Show all lines holding the string "short".
***
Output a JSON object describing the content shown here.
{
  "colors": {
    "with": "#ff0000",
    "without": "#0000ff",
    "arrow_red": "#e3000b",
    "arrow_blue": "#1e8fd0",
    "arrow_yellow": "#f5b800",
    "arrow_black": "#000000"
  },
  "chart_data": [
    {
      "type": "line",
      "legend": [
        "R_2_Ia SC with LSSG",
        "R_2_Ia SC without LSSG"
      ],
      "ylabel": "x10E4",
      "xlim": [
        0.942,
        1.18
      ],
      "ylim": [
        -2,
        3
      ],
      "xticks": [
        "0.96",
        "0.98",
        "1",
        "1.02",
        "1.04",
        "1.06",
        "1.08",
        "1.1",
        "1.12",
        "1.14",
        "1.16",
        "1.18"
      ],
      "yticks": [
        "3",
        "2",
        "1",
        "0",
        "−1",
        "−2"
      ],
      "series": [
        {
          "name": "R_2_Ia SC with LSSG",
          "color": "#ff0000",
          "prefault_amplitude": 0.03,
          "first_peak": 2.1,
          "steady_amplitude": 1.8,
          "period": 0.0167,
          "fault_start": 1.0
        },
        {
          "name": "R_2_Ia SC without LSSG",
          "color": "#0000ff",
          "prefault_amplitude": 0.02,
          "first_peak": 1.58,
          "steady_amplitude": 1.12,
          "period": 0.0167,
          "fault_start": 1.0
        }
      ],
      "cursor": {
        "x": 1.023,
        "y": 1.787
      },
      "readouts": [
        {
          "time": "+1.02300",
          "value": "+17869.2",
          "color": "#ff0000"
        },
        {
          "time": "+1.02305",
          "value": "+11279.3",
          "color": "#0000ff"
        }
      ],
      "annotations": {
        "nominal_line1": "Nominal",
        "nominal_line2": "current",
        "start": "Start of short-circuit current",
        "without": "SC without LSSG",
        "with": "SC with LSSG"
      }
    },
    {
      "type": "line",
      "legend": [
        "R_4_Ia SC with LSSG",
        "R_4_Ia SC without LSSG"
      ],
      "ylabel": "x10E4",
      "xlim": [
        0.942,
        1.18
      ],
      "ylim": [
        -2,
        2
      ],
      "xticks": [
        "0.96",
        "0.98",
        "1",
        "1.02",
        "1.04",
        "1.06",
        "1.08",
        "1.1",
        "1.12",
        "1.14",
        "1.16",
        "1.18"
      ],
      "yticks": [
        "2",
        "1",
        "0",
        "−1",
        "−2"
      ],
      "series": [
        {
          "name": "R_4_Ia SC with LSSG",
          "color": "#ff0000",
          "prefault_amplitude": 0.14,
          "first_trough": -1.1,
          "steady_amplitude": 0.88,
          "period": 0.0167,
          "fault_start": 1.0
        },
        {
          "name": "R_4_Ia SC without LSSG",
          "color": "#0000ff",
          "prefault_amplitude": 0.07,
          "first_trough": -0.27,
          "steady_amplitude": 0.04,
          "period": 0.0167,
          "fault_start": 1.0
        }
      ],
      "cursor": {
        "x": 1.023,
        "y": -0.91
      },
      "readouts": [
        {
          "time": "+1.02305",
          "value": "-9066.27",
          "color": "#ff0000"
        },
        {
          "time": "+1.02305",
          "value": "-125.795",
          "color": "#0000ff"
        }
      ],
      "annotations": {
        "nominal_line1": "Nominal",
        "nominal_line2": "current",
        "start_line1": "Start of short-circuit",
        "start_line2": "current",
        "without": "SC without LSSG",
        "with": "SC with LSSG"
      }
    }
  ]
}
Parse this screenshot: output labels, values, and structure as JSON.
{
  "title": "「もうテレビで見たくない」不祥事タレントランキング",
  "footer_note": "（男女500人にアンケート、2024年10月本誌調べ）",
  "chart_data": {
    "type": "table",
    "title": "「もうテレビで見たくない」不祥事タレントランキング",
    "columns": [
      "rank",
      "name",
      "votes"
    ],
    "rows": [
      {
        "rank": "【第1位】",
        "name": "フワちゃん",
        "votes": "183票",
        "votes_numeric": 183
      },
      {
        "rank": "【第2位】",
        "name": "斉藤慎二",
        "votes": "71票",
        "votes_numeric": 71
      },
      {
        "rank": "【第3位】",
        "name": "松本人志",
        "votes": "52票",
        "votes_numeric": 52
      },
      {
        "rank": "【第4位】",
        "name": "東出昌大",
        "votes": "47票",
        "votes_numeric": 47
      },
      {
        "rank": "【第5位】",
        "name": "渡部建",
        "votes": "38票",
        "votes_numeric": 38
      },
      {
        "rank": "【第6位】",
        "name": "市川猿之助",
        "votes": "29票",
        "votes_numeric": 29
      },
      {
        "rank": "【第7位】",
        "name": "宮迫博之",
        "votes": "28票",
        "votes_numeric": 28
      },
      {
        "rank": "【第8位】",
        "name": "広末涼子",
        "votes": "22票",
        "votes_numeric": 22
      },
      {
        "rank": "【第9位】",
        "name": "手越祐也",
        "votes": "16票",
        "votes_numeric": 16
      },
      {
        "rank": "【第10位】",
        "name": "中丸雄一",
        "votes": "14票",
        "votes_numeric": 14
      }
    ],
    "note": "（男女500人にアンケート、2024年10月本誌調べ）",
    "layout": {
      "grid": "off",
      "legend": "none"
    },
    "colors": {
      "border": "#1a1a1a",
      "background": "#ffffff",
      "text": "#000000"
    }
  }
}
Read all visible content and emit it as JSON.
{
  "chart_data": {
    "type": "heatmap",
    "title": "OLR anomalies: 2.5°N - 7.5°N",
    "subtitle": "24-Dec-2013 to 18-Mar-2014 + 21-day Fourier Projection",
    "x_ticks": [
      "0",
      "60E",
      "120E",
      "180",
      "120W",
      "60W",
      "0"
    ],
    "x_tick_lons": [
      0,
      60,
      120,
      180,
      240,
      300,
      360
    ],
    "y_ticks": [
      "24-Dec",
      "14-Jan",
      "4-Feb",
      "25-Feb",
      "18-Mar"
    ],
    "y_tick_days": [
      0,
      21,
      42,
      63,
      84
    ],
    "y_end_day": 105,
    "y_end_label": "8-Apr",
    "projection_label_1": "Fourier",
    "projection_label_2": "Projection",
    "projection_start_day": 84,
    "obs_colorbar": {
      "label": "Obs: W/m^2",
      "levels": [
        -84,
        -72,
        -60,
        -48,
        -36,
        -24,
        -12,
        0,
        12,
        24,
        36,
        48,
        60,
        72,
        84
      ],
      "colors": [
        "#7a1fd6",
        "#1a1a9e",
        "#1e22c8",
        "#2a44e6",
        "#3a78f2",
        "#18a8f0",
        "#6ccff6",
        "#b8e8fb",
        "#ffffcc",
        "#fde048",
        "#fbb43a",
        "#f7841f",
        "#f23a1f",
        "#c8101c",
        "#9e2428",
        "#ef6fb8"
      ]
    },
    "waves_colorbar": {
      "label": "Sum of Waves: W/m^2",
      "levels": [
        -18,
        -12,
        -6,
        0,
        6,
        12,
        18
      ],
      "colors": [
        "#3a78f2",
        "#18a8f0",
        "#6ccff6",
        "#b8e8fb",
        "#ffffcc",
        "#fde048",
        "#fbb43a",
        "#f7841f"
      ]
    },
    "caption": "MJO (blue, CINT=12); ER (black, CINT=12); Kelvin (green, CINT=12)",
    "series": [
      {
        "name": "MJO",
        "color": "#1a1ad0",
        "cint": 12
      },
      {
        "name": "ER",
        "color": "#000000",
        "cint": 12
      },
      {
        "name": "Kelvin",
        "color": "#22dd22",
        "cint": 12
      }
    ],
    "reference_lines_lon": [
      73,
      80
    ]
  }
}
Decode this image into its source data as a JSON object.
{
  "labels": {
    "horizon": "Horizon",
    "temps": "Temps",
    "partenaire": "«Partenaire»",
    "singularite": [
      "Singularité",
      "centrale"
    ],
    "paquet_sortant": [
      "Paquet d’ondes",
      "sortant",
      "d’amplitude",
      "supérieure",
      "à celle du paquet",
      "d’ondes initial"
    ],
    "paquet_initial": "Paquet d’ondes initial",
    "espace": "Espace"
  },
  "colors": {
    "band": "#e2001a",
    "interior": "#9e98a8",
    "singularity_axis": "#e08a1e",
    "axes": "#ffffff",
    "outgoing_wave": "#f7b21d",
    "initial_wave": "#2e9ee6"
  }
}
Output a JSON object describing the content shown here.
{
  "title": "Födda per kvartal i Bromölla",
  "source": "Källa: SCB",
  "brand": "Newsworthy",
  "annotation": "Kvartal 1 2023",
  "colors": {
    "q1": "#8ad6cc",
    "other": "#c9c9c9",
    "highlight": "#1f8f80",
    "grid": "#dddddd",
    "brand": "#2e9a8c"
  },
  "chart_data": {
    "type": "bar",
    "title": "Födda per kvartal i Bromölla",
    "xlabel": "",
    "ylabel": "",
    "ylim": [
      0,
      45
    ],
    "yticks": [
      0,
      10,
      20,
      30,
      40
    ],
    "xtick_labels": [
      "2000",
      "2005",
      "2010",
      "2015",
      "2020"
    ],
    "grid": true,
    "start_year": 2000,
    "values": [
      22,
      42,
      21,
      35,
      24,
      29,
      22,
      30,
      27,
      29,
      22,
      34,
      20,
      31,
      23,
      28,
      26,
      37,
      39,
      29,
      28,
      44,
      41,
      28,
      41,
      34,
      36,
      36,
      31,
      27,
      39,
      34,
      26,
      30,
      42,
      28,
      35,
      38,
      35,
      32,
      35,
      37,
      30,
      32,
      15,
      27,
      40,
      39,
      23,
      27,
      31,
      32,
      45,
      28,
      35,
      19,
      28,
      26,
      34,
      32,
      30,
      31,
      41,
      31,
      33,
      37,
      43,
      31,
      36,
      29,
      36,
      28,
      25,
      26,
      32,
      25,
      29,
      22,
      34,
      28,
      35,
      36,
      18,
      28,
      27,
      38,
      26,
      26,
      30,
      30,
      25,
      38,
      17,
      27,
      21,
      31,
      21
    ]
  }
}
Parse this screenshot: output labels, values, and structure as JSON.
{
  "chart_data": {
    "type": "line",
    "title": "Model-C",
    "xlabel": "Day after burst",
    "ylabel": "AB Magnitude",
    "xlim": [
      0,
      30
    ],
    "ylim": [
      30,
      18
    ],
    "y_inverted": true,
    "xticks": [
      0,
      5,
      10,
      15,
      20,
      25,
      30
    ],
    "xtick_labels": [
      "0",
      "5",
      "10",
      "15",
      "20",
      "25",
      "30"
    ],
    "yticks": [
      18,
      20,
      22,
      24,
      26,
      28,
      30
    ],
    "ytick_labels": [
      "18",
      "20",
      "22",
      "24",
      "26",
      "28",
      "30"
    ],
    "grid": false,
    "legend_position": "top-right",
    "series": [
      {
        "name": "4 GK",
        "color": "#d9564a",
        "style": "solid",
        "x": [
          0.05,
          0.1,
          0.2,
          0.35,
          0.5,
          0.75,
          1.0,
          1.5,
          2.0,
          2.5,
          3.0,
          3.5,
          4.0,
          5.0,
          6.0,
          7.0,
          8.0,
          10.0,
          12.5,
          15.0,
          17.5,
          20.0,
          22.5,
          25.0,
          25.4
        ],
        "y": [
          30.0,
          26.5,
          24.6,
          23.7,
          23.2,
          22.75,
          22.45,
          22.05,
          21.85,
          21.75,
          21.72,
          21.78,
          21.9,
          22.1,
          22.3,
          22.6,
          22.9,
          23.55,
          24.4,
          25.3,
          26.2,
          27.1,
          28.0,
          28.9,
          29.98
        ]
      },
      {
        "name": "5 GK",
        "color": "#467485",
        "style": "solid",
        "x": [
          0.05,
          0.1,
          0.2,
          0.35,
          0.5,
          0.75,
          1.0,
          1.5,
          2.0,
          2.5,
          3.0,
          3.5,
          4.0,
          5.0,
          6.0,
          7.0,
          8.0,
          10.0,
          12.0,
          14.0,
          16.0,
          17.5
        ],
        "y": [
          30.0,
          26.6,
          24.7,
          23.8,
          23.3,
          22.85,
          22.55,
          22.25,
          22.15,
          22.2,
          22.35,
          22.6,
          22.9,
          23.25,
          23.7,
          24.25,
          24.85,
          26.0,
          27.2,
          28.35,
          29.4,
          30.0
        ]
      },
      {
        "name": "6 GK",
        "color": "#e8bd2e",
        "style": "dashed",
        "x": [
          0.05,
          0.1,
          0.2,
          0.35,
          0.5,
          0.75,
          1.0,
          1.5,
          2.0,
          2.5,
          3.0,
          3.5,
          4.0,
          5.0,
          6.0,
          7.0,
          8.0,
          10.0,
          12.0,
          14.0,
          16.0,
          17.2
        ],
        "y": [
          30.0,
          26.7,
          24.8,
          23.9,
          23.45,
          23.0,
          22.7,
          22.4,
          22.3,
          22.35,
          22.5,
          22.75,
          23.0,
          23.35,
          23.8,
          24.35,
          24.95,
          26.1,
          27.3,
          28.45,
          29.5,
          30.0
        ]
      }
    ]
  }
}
***
• Solution to this exercise:
        "start": "Start of short-circuit current",
        "start_line1": "Start of short-circuit",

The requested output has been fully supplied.